Problem to solve - The records below must be retyped exactly.

(Stored records)

******************************

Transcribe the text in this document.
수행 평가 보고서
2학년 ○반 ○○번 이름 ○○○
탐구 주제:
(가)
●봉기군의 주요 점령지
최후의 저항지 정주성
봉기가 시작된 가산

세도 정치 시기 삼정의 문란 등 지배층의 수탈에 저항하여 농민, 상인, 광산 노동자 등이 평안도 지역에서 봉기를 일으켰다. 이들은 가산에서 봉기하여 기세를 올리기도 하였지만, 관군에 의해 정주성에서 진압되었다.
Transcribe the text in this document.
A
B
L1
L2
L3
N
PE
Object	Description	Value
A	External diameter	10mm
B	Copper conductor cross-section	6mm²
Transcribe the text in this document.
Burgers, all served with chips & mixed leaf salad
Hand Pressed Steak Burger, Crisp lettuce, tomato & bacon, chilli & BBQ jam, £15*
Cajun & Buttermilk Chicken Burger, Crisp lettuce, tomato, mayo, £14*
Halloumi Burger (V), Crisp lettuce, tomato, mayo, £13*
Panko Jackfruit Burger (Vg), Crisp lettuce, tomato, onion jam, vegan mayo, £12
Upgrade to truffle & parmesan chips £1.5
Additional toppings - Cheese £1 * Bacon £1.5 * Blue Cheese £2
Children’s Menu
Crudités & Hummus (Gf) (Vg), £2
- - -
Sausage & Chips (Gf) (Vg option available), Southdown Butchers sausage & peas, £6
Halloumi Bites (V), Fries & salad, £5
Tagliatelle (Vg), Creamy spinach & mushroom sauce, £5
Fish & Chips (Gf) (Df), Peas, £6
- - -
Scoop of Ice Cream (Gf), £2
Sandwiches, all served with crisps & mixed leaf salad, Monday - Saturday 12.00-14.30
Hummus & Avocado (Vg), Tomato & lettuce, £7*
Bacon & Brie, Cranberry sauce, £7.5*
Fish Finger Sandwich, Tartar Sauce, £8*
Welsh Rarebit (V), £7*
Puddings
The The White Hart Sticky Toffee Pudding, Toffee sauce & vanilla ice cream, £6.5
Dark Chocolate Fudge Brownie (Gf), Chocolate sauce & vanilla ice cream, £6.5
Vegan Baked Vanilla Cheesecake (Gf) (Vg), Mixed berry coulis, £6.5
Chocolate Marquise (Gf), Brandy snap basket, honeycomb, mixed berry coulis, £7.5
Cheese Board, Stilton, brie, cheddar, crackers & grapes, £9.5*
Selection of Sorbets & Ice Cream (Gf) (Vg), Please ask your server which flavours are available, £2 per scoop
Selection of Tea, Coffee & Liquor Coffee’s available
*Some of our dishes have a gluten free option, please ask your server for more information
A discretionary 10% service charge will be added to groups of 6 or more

******************************

The completed task -
Transcribe the text in this document.
수행 평가 보고서
2학년 ○반 ○○번 이름 ○○○
탐구 주제:
(가)
●봉기군의 주요 점령지
최후의 저항지 정주성
봉기가 시작된 가산

세도 정치 시기 삼정의 문란 등 지배층의 수탈에 저항하여 농민, 상인, 광산 노동자 등이 평안도 지역에서 봉기를 일으켰다. 이들은 가산에서 봉기하여 기세를 올리기도 하였지만, 관군에 의해 정주성에서 진압되었다.
Transcribe the text in this document.
A
B
L1
L2
L3
N
PE
Object	Description	Value
A	External diameter	10mm
B	Copper conductor cross-section	6mm²
Transcribe the text in this document.
Burgers, all served with chips & mixed leaf salad
Hand Pressed Steak Burger, Crisp lettuce, tomato & bacon, chilli & BBQ jam, £15*
Cajun & Buttermilk Chicken Burger, Crisp lettuce, tomato, mayo, £14*
Halloumi Burger (V), Crisp lettuce, tomato, mayo, £13*
Panko Jackfruit Burger (Vg), Crisp lettuce, tomato, onion jam, vegan mayo, £12
Upgrade to truffle & parmesan chips £1.5
Additional toppings - Cheese £1 * Bacon £1.5 * Blue Cheese £2
Children’s Menu
Crudités & Hummus (Gf) (Vg), £2
- - -
Sausage & Chips (Gf) (Vg option available), Southdown Butchers sausage & peas, £6
Halloumi Bites (V), Fries & salad, £5
Tagliatelle (Vg), Creamy spinach & mushroom sauce, £5
Fish & Chips (Gf) (Df), Peas, £6
- - -
Scoop of Ice Cream (Gf), £2
Sandwiches, all served with crisps & mixed leaf salad, Monday - Saturday 12.00-14.30
Hummus & Avocado (Vg), Tomato & lettuce, £7*
Bacon & Brie, Cranberry sauce, £7.5*
Fish Finger Sandwich, Tartar Sauce, £8*
Welsh Rarebit (V), £7*
Puddings
The The White Hart Sticky Toffee Pudding, Toffee sauce & vanilla ice cream, £6.5
Dark Chocolate Fudge Brownie (Gf), Chocolate sauce & vanilla ice cream, £6.5
Vegan Baked Vanilla Cheesecake (Gf) (Vg), Mixed berry coulis, £6.5
Chocolate Marquise (Gf), Brandy snap basket, honeycomb, mixed berry coulis, £7.5
Cheese Board, Stilton, brie, cheddar, crackers & grapes, £9.5*
Selection of Sorbets & Ice Cream (Gf) (Vg), Please ask your server which flavours are available, £2 per scoop
Selection of Tea, Coffee & Liquor Coffee’s available
*Some of our dishes have a gluten free option, please ask your server for more information
A discretionary 10% service charge will be added to groups of 6 or more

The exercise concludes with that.